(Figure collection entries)

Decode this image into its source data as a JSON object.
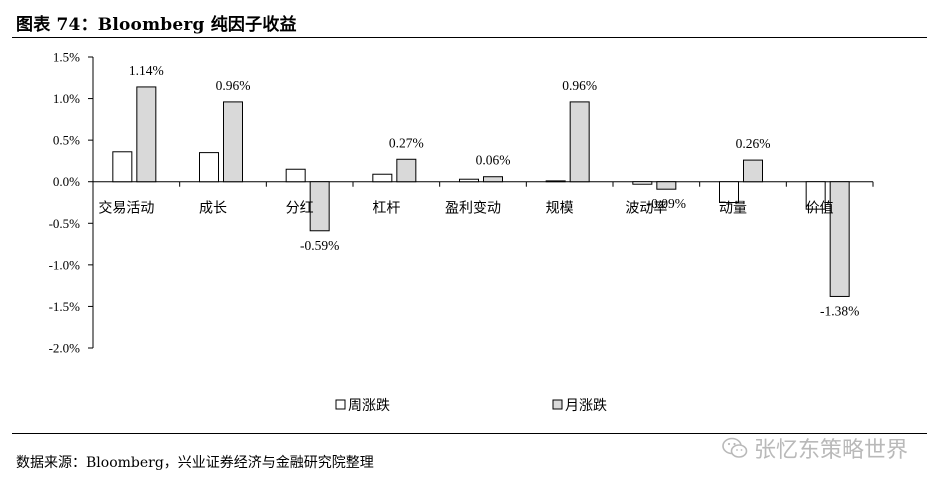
{
  "header": {
    "title": "图表 74：Bloomberg 纯因子收益"
  },
  "footer": {
    "source": "数据来源：Bloomberg，兴业证券经济与金融研究院整理"
  },
  "watermark": {
    "text": "张忆东策略世界",
    "icon": "wechat-icon"
  },
  "colors": {
    "weekly_fill": "#ffffff",
    "monthly_fill": "#d9d9d9",
    "stroke": "#000000"
  },
  "chart_data": {
    "type": "bar",
    "categories": [
      "交易活动",
      "成长",
      "分红",
      "杠杆",
      "盈利变动",
      "规模",
      "波动率",
      "动量",
      "价值"
    ],
    "series": [
      {
        "name": "周涨跌",
        "values": [
          0.36,
          0.35,
          0.15,
          0.09,
          0.03,
          0.01,
          -0.03,
          -0.25,
          -0.33
        ]
      },
      {
        "name": "月涨跌",
        "values": [
          1.14,
          0.96,
          -0.59,
          0.27,
          0.06,
          0.96,
          -0.09,
          0.26,
          -1.38
        ]
      }
    ],
    "data_labels": [
      "1.14%",
      "0.96%",
      "-0.59%",
      "0.27%",
      "0.06%",
      "0.96%",
      "-0.09%",
      "0.26%",
      "-1.38%"
    ],
    "y_ticks": [
      "1.5%",
      "1.0%",
      "0.5%",
      "0.0%",
      "-0.5%",
      "-1.0%",
      "-1.5%",
      "-2.0%"
    ],
    "y_tick_values": [
      1.5,
      1.0,
      0.5,
      0.0,
      -0.5,
      -1.0,
      -1.5,
      -2.0
    ],
    "ylim": [
      -2.0,
      1.5
    ],
    "grid": false,
    "legend_position": "bottom"
  }
}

# [Exercise task]
Write out all the entries again, word for word, and print no images.

# [Exercise response]
Decode this image into its source data as a JSON object.
{
  "header": {
    "title": "图表 74：Bloomberg 纯因子收益"
  },
  "footer": {
    "source": "数据来源：Bloomberg，兴业证券经济与金融研究院整理"
  },
  "watermark": {
    "text": "张忆东策略世界",
    "icon": "wechat-icon"
  },
  "colors": {
    "weekly_fill": "#ffffff",
    "monthly_fill": "#d9d9d9",
    "stroke": "#000000"
  },
  "chart_data": {
    "type": "bar",
    "categories": [
      "交易活动",
      "成长",
      "分红",
      "杠杆",
      "盈利变动",
      "规模",
      "波动率",
      "动量",
      "价值"
    ],
    "series": [
      {
        "name": "周涨跌",
        "values": [
          0.36,
          0.35,
          0.15,
          0.09,
          0.03,
          0.01,
          -0.03,
          -0.25,
          -0.33
        ]
      },
      {
        "name": "月涨跌",
        "values": [
          1.14,
          0.96,
          -0.59,
          0.27,
          0.06,
          0.96,
          -0.09,
          0.26,
          -1.38
        ]
      }
    ],
    "data_labels": [
      "1.14%",
      "0.96%",
      "-0.59%",
      "0.27%",
      "0.06%",
      "0.96%",
      "-0.09%",
      "0.26%",
      "-1.38%"
    ],
    "y_ticks": [
      "1.5%",
      "1.0%",
      "0.5%",
      "0.0%",
      "-0.5%",
      "-1.0%",
      "-1.5%",
      "-2.0%"
    ],
    "y_tick_values": [
      1.5,
      1.0,
      0.5,
      0.0,
      -0.5,
      -1.0,
      -1.5,
      -2.0
    ],
    "ylim": [
      -2.0,
      1.5
    ],
    "grid": false,
    "legend_position": "bottom"
  }
}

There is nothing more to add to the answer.